● **PROVIDED INFORMATION**
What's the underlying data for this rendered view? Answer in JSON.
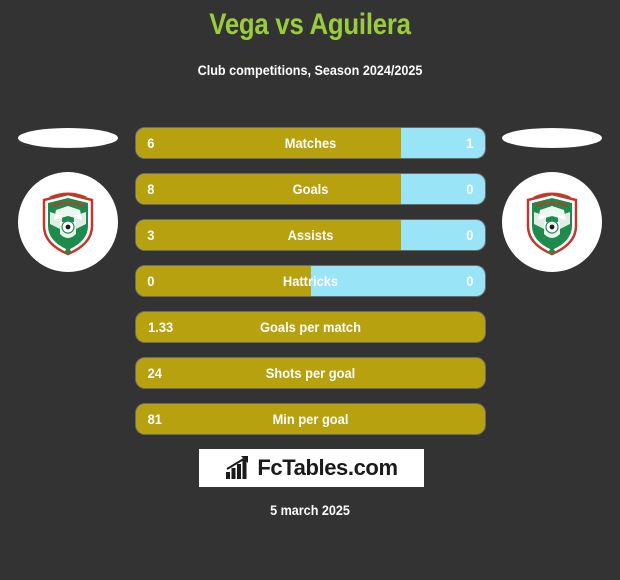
{
  "header": {
    "title": "Vega vs Aguilera",
    "subtitle": "Club competitions, Season 2024/2025",
    "title_color": "#9ACD3C"
  },
  "theme": {
    "background": "#333333",
    "home_color": "#B8A10E",
    "away_color": "#9AE4F7",
    "text_color": "#FFFFFF"
  },
  "badges": {
    "left": {
      "club": "Marathon",
      "crest_colors": [
        "#1E8A4C",
        "#C0392B",
        "#FFFFFF"
      ]
    },
    "right": {
      "club": "Marathon",
      "crest_colors": [
        "#1E8A4C",
        "#C0392B",
        "#FFFFFF"
      ]
    }
  },
  "stats": [
    {
      "label": "Matches",
      "home": "6",
      "away": "1",
      "home_pct": 76,
      "split": true
    },
    {
      "label": "Goals",
      "home": "8",
      "away": "0",
      "home_pct": 76,
      "split": true
    },
    {
      "label": "Assists",
      "home": "3",
      "away": "0",
      "home_pct": 76,
      "split": true
    },
    {
      "label": "Hattricks",
      "home": "0",
      "away": "0",
      "home_pct": 50,
      "split": true
    },
    {
      "label": "Goals per match",
      "home": "1.33",
      "away": "",
      "home_pct": 100,
      "split": false
    },
    {
      "label": "Shots per goal",
      "home": "24",
      "away": "",
      "home_pct": 100,
      "split": false
    },
    {
      "label": "Min per goal",
      "home": "81",
      "away": "",
      "home_pct": 100,
      "split": false
    }
  ],
  "footer": {
    "brand_text": "FcTables.com",
    "brand_icon": "bar-chart-arrow-icon",
    "date": "5 march 2025"
  }
}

● **THE REQUEST**
Copy all the data exactly as written, but skip any picture.

● **RESPONSE TO THE EXERCISE**
What's the underlying data for this rendered view? Answer in JSON.
{
  "header": {
    "title": "Vega vs Aguilera",
    "subtitle": "Club competitions, Season 2024/2025",
    "title_color": "#9ACD3C"
  },
  "theme": {
    "background": "#333333",
    "home_color": "#B8A10E",
    "away_color": "#9AE4F7",
    "text_color": "#FFFFFF"
  },
  "badges": {
    "left": {
      "club": "Marathon",
      "crest_colors": [
        "#1E8A4C",
        "#C0392B",
        "#FFFFFF"
      ]
    },
    "right": {
      "club": "Marathon",
      "crest_colors": [
        "#1E8A4C",
        "#C0392B",
        "#FFFFFF"
      ]
    }
  },
  "stats": [
    {
      "label": "Matches",
      "home": "6",
      "away": "1",
      "home_pct": 76,
      "split": true
    },
    {
      "label": "Goals",
      "home": "8",
      "away": "0",
      "home_pct": 76,
      "split": true
    },
    {
      "label": "Assists",
      "home": "3",
      "away": "0",
      "home_pct": 76,
      "split": true
    },
    {
      "label": "Hattricks",
      "home": "0",
      "away": "0",
      "home_pct": 50,
      "split": true
    },
    {
      "label": "Goals per match",
      "home": "1.33",
      "away": "",
      "home_pct": 100,
      "split": false
    },
    {
      "label": "Shots per goal",
      "home": "24",
      "away": "",
      "home_pct": 100,
      "split": false
    },
    {
      "label": "Min per goal",
      "home": "81",
      "away": "",
      "home_pct": 100,
      "split": false
    }
  ],
  "footer": {
    "brand_text": "FcTables.com",
    "brand_icon": "bar-chart-arrow-icon",
    "date": "5 march 2025"
  }
}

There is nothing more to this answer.